▸ **To be done**
Going through the material below, please gather all lines with the word "情节严重的" in them.

Collected data
>>>
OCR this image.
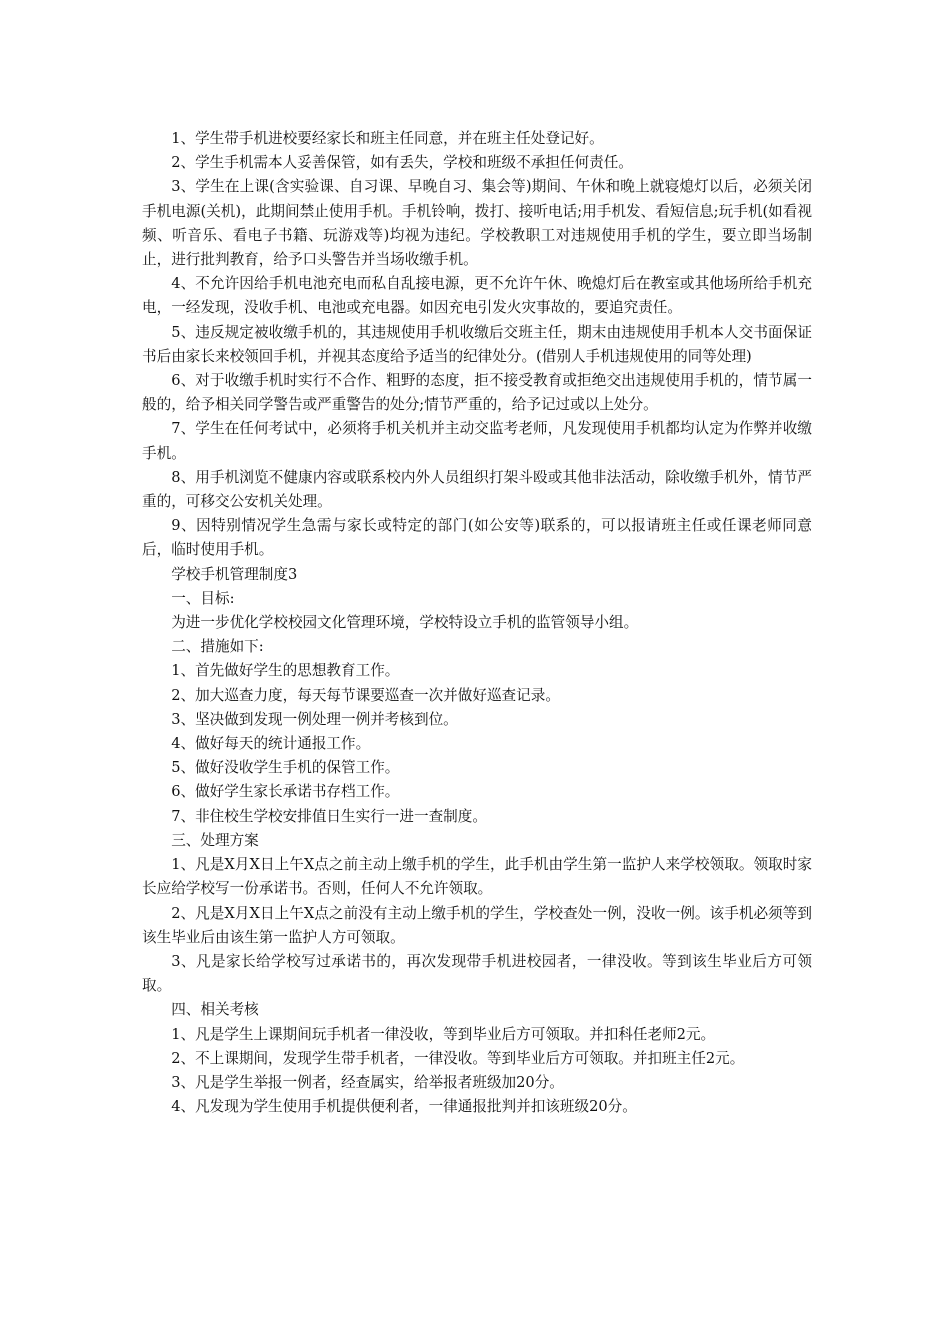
1、学生带手机进校要经家长和班主任同意，并在班主任处登记好。

2、学生手机需本人妥善保管，如有丢失，学校和班级不承担任何责任。

3、学生在上课(含实验课、自习课、早晚自习、集会等)期间、午休和晚上就寝熄灯以后，必须关闭手机电源(关机)，此期间禁止使用手机。手机铃响，拨打、接听电话;用手机发、看短信息;玩手机(如看视频、听音乐、看电子书籍、玩游戏等)均视为违纪。学校教职工对违规使用手机的学生，要立即当场制止，进行批判教育，给予口头警告并当场收缴手机。

4、不允许因给手机电池充电而私自乱接电源，更不允许午休、晚熄灯后在教室或其他场所给手机充电，一经发现，没收手机、电池或充电器。如因充电引发火灾事故的，要追究责任。

5、违反规定被收缴手机的，其违规使用手机收缴后交班主任，期末由违规使用手机本人交书面保证书后由家长来校领回手机，并视其态度给予适当的纪律处分。(借别人手机违规使用的同等处理)

6、对于收缴手机时实行不合作、粗野的态度，拒不接受教育或拒绝交出违规使用手机的，情节属一般的，给予相关同学警告或严重警告的处分;情节严重的，给予记过或以上处分。

7、学生在任何考试中，必须将手机关机并主动交监考老师，凡发现使用手机都均认定为作弊并收缴手机。

8、用手机浏览不健康内容或联系校内外人员组织打架斗殴或其他非法活动，除收缴手机外，情节严重的，可移交公安机关处理。

9、因特别情况学生急需与家长或特定的部门(如公安等)联系的，可以报请班主任或任课老师同意后，临时使用手机。

学校手机管理制度3

一、目标:

为进一步优化学校校园文化管理环境，学校特设立手机的监管领导小组。

二、措施如下:

1、首先做好学生的思想教育工作。

2、加大巡查力度，每天每节课要巡查一次并做好巡查记录。

3、坚决做到发现一例处理一例并考核到位。

4、做好每天的统计通报工作。

5、做好没收学生手机的保管工作。

6、做好学生家长承诺书存档工作。

7、非住校生学校安排值日生实行一进一查制度。

三、处理方案

1、凡是X月X日上午X点之前主动上缴手机的学生，此手机由学生第一监护人来学校领取。领取时家长应给学校写一份承诺书。否则，任何人不允许领取。

2、凡是X月X日上午X点之前没有主动上缴手机的学生，学校查处一例，没收一例。该手机必须等到该生毕业后由该生第一监护人方可领取。

3、凡是家长给学校写过承诺书的，再次发现带手机进校园者，一律没收。等到该生毕业后方可领取。

四、相关考核

1、凡是学生上课期间玩手机者一律没收，等到毕业后方可领取。并扣科任老师2元。

2、不上课期间，发现学生带手机者，一律没收。等到毕业后方可领取。并扣班主任2元。

3、凡是学生举报一例者，经查属实，给举报者班级加20分。

4、凡发现为学生使用手机提供便利者，一律通报批判并扣该班级20分。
<<<
▸ **Answer to the problem**
6、对于收缴手机时实行不合作、粗野的态度，拒不接受教育或拒绝交出违规使用手机的，情节属一般的，给予相关同学警告或严重警告的处分;情节严重的，给予记过或以上处分。
8、用手机浏览不健康内容或联系校内外人员组织打架斗殴或其他非法活动，除收缴手机外，情节严重的，可移交公安机关处理。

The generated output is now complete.